▶ **Written task**: Every entry that follows should be reproduced exactly.

::::::::

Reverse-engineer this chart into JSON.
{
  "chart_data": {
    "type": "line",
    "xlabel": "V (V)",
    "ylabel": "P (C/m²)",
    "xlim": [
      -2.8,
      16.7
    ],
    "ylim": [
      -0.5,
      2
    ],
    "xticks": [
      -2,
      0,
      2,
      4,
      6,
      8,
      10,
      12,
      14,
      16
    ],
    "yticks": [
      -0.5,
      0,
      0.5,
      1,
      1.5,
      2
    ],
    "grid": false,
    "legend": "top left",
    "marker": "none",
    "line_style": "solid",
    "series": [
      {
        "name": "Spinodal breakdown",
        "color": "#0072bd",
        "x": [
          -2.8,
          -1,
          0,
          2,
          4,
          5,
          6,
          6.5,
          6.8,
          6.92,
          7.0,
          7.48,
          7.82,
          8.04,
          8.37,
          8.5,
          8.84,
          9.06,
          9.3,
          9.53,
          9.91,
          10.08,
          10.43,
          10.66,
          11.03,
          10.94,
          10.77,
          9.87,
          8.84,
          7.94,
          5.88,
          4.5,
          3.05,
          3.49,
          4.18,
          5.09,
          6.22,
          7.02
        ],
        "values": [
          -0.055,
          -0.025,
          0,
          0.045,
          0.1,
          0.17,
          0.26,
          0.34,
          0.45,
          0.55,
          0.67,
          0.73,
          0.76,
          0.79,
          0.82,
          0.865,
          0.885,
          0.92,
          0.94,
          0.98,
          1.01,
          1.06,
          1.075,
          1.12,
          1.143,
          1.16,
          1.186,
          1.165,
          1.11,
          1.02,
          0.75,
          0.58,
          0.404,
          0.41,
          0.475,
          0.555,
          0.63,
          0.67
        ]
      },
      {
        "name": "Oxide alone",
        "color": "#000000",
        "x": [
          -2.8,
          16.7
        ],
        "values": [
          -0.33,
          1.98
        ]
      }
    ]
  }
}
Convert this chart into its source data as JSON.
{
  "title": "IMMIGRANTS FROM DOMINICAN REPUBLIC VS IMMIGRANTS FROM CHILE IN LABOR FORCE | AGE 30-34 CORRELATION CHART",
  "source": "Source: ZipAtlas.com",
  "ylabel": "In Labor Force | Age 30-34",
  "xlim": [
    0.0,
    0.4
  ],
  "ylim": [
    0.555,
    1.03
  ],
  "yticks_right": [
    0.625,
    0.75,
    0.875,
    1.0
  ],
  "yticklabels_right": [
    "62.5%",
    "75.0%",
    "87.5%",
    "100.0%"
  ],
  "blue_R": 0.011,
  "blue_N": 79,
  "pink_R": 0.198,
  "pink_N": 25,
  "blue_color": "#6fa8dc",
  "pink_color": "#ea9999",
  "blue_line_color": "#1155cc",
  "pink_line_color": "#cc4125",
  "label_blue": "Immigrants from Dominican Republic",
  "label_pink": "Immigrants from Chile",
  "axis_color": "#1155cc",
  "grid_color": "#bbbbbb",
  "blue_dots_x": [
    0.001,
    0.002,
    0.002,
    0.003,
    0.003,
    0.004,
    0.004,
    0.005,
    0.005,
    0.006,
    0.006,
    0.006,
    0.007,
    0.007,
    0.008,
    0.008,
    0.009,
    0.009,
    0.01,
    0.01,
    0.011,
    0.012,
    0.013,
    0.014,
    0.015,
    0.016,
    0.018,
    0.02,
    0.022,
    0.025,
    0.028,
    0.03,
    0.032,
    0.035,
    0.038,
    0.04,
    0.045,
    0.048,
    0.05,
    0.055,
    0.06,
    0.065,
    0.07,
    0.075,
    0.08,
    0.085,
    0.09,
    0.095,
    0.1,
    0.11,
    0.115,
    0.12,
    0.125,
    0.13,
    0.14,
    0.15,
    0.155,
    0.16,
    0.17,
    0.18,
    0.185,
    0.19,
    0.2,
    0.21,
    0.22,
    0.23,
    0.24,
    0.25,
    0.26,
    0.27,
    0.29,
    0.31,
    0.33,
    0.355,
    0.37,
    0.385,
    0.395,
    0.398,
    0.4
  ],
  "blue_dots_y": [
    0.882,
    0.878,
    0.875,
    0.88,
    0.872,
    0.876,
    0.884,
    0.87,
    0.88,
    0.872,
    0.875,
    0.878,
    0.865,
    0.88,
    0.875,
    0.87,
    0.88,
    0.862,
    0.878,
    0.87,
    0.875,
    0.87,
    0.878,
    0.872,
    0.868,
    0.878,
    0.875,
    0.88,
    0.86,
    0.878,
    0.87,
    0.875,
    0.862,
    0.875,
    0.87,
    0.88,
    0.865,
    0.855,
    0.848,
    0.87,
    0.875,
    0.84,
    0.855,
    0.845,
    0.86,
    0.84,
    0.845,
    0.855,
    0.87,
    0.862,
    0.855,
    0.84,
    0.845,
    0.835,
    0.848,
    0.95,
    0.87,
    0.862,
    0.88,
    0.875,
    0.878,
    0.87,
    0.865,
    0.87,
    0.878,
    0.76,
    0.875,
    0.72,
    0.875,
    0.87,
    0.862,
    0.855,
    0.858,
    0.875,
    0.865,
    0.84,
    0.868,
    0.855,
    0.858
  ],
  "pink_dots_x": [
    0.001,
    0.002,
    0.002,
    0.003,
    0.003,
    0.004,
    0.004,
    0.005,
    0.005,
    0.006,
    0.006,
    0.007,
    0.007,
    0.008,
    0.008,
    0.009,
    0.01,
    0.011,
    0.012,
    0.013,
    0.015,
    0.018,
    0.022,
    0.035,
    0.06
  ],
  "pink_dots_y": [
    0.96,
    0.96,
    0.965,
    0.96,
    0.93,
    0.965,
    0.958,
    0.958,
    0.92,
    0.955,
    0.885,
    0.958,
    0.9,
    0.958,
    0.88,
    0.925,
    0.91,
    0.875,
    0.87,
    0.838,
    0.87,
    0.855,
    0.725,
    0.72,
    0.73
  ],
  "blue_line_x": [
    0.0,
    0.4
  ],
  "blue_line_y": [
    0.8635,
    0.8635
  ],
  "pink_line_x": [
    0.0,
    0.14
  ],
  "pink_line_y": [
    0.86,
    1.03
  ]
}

::::::::

▶ **Solution to the exercise**:
Reverse-engineer this chart into JSON.
{
  "chart_data": {
    "type": "line",
    "xlabel": "V (V)",
    "ylabel": "P (C/m²)",
    "xlim": [
      -2.8,
      16.7
    ],
    "ylim": [
      -0.5,
      2
    ],
    "xticks": [
      -2,
      0,
      2,
      4,
      6,
      8,
      10,
      12,
      14,
      16
    ],
    "yticks": [
      -0.5,
      0,
      0.5,
      1,
      1.5,
      2
    ],
    "grid": false,
    "legend": "top left",
    "marker": "none",
    "line_style": "solid",
    "series": [
      {
        "name": "Spinodal breakdown",
        "color": "#0072bd",
        "x": [
          -2.8,
          -1,
          0,
          2,
          4,
          5,
          6,
          6.5,
          6.8,
          6.92,
          7.0,
          7.48,
          7.82,
          8.04,
          8.37,
          8.5,
          8.84,
          9.06,
          9.3,
          9.53,
          9.91,
          10.08,
          10.43,
          10.66,
          11.03,
          10.94,
          10.77,
          9.87,
          8.84,
          7.94,
          5.88,
          4.5,
          3.05,
          3.49,
          4.18,
          5.09,
          6.22,
          7.02
        ],
        "values": [
          -0.055,
          -0.025,
          0,
          0.045,
          0.1,
          0.17,
          0.26,
          0.34,
          0.45,
          0.55,
          0.67,
          0.73,
          0.76,
          0.79,
          0.82,
          0.865,
          0.885,
          0.92,
          0.94,
          0.98,
          1.01,
          1.06,
          1.075,
          1.12,
          1.143,
          1.16,
          1.186,
          1.165,
          1.11,
          1.02,
          0.75,
          0.58,
          0.404,
          0.41,
          0.475,
          0.555,
          0.63,
          0.67
        ]
      },
      {
        "name": "Oxide alone",
        "color": "#000000",
        "x": [
          -2.8,
          16.7
        ],
        "values": [
          -0.33,
          1.98
        ]
      }
    ]
  }
}
Convert this chart into its source data as JSON.
{
  "title": "IMMIGRANTS FROM DOMINICAN REPUBLIC VS IMMIGRANTS FROM CHILE IN LABOR FORCE | AGE 30-34 CORRELATION CHART",
  "source": "Source: ZipAtlas.com",
  "ylabel": "In Labor Force | Age 30-34",
  "xlim": [
    0.0,
    0.4
  ],
  "ylim": [
    0.555,
    1.03
  ],
  "yticks_right": [
    0.625,
    0.75,
    0.875,
    1.0
  ],
  "yticklabels_right": [
    "62.5%",
    "75.0%",
    "87.5%",
    "100.0%"
  ],
  "blue_R": 0.011,
  "blue_N": 79,
  "pink_R": 0.198,
  "pink_N": 25,
  "blue_color": "#6fa8dc",
  "pink_color": "#ea9999",
  "blue_line_color": "#1155cc",
  "pink_line_color": "#cc4125",
  "label_blue": "Immigrants from Dominican Republic",
  "label_pink": "Immigrants from Chile",
  "axis_color": "#1155cc",
  "grid_color": "#bbbbbb",
  "blue_dots_x": [
    0.001,
    0.002,
    0.002,
    0.003,
    0.003,
    0.004,
    0.004,
    0.005,
    0.005,
    0.006,
    0.006,
    0.006,
    0.007,
    0.007,
    0.008,
    0.008,
    0.009,
    0.009,
    0.01,
    0.01,
    0.011,
    0.012,
    0.013,
    0.014,
    0.015,
    0.016,
    0.018,
    0.02,
    0.022,
    0.025,
    0.028,
    0.03,
    0.032,
    0.035,
    0.038,
    0.04,
    0.045,
    0.048,
    0.05,
    0.055,
    0.06,
    0.065,
    0.07,
    0.075,
    0.08,
    0.085,
    0.09,
    0.095,
    0.1,
    0.11,
    0.115,
    0.12,
    0.125,
    0.13,
    0.14,
    0.15,
    0.155,
    0.16,
    0.17,
    0.18,
    0.185,
    0.19,
    0.2,
    0.21,
    0.22,
    0.23,
    0.24,
    0.25,
    0.26,
    0.27,
    0.29,
    0.31,
    0.33,
    0.355,
    0.37,
    0.385,
    0.395,
    0.398,
    0.4
  ],
  "blue_dots_y": [
    0.882,
    0.878,
    0.875,
    0.88,
    0.872,
    0.876,
    0.884,
    0.87,
    0.88,
    0.872,
    0.875,
    0.878,
    0.865,
    0.88,
    0.875,
    0.87,
    0.88,
    0.862,
    0.878,
    0.87,
    0.875,
    0.87,
    0.878,
    0.872,
    0.868,
    0.878,
    0.875,
    0.88,
    0.86,
    0.878,
    0.87,
    0.875,
    0.862,
    0.875,
    0.87,
    0.88,
    0.865,
    0.855,
    0.848,
    0.87,
    0.875,
    0.84,
    0.855,
    0.845,
    0.86,
    0.84,
    0.845,
    0.855,
    0.87,
    0.862,
    0.855,
    0.84,
    0.845,
    0.835,
    0.848,
    0.95,
    0.87,
    0.862,
    0.88,
    0.875,
    0.878,
    0.87,
    0.865,
    0.87,
    0.878,
    0.76,
    0.875,
    0.72,
    0.875,
    0.87,
    0.862,
    0.855,
    0.858,
    0.875,
    0.865,
    0.84,
    0.868,
    0.855,
    0.858
  ],
  "pink_dots_x": [
    0.001,
    0.002,
    0.002,
    0.003,
    0.003,
    0.004,
    0.004,
    0.005,
    0.005,
    0.006,
    0.006,
    0.007,
    0.007,
    0.008,
    0.008,
    0.009,
    0.01,
    0.011,
    0.012,
    0.013,
    0.015,
    0.018,
    0.022,
    0.035,
    0.06
  ],
  "pink_dots_y": [
    0.96,
    0.96,
    0.965,
    0.96,
    0.93,
    0.965,
    0.958,
    0.958,
    0.92,
    0.955,
    0.885,
    0.958,
    0.9,
    0.958,
    0.88,
    0.925,
    0.91,
    0.875,
    0.87,
    0.838,
    0.87,
    0.855,
    0.725,
    0.72,
    0.73
  ],
  "blue_line_x": [
    0.0,
    0.4
  ],
  "blue_line_y": [
    0.8635,
    0.8635
  ],
  "pink_line_x": [
    0.0,
    0.14
  ],
  "pink_line_y": [
    0.86,
    1.03
  ]
}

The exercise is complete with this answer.